Extracted records:

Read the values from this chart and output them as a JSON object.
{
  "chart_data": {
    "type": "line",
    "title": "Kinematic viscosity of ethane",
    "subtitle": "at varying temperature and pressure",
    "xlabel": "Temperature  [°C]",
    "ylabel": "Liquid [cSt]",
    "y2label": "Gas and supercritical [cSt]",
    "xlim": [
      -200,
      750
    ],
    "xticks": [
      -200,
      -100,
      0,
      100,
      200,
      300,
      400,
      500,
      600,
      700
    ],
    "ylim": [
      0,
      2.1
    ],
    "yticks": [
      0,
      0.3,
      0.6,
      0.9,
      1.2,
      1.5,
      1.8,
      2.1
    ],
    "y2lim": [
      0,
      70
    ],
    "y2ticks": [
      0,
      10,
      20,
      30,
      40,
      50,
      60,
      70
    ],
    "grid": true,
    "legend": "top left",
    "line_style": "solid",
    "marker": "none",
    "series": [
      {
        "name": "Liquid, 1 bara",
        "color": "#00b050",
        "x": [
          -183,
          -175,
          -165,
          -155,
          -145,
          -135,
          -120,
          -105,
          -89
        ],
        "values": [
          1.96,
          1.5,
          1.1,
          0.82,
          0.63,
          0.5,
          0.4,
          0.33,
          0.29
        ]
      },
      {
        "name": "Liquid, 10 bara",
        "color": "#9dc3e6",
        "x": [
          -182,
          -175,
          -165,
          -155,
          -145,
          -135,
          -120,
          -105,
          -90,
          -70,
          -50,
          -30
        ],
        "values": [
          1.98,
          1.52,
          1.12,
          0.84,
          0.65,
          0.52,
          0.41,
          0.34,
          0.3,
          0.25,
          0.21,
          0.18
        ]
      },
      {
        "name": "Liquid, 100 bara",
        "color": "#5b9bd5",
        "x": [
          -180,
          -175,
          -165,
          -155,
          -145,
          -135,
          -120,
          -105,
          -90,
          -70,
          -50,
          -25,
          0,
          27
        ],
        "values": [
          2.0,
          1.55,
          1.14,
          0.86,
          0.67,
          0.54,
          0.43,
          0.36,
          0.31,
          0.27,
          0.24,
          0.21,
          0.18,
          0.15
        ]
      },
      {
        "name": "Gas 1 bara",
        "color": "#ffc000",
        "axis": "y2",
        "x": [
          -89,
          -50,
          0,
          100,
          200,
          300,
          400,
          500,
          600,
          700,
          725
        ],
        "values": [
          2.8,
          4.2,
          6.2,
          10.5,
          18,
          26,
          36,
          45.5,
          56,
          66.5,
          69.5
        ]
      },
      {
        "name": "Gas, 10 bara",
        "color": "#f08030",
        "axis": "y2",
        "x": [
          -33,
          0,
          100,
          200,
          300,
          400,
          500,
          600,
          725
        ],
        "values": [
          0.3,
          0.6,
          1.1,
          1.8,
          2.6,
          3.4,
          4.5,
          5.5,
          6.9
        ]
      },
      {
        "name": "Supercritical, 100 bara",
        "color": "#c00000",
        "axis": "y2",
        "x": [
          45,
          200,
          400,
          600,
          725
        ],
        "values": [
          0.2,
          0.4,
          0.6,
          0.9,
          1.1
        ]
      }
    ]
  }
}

**The task**
Pick every line with "Liquid" in it and copy it.

**Correct answer**
    "ylabel": "Liquid [cSt]",
        "name": "Liquid, 1 bara",
        "name": "Liquid, 10 bara",
        "name": "Liquid, 100 bara",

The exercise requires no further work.